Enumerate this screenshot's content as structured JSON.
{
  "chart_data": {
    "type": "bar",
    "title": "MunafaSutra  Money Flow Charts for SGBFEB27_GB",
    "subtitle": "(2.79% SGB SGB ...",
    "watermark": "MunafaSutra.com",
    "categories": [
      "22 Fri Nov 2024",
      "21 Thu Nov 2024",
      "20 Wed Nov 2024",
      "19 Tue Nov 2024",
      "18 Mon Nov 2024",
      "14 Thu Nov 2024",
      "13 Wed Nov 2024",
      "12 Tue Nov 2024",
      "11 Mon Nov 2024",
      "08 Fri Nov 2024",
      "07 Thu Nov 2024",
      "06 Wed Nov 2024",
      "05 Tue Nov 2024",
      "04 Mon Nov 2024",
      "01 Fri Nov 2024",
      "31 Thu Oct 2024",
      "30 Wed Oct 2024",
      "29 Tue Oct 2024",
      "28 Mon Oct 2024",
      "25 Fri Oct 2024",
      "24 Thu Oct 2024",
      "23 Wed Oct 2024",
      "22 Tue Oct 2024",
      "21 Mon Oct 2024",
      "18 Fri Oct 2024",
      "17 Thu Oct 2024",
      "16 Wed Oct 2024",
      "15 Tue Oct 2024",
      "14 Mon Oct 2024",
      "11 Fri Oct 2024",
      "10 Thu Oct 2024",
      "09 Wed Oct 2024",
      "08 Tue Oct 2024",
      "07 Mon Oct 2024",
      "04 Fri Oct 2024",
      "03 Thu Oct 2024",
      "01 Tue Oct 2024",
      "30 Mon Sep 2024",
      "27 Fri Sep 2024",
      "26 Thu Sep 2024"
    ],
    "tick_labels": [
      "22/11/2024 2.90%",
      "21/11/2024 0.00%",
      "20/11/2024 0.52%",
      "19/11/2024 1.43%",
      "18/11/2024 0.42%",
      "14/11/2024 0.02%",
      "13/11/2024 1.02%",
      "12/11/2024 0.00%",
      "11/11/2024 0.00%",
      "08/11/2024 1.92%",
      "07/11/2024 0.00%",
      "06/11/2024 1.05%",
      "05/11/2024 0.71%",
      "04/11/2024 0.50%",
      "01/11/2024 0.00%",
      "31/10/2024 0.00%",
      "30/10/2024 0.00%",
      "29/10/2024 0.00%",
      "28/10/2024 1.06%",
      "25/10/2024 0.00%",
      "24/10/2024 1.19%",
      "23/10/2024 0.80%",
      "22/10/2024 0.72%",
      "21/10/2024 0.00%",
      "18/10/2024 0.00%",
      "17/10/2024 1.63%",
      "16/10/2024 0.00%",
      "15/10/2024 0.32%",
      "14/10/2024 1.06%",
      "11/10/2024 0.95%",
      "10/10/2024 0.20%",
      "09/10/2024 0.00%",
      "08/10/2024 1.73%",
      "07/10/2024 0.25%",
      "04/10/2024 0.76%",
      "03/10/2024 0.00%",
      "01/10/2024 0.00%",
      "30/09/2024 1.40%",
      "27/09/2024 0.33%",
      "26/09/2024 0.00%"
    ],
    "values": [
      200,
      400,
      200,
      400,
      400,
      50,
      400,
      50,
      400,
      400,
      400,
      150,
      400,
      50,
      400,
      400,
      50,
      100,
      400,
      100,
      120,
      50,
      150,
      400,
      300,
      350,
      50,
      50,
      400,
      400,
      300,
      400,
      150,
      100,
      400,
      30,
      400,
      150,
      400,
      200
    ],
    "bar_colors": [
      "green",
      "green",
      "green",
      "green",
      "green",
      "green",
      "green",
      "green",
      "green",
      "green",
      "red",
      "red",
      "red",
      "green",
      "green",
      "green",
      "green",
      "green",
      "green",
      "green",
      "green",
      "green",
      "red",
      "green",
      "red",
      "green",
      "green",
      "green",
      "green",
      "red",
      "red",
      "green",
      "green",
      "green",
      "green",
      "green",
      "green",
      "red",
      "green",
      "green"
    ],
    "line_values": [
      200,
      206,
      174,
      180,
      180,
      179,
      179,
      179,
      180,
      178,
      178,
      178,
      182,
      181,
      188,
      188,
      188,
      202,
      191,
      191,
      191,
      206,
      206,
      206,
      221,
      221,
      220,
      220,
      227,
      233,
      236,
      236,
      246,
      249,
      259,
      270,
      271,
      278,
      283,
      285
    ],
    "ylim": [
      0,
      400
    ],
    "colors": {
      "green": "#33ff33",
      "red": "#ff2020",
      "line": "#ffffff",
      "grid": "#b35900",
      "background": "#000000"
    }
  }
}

Problem requirements: The lines to collect are those holding the string "MunafaSutra"; copy them all.

Answer below:
    "title": "MunafaSutra  Money Flow Charts for SGBFEB27_GB",
    "watermark": "MunafaSutra.com",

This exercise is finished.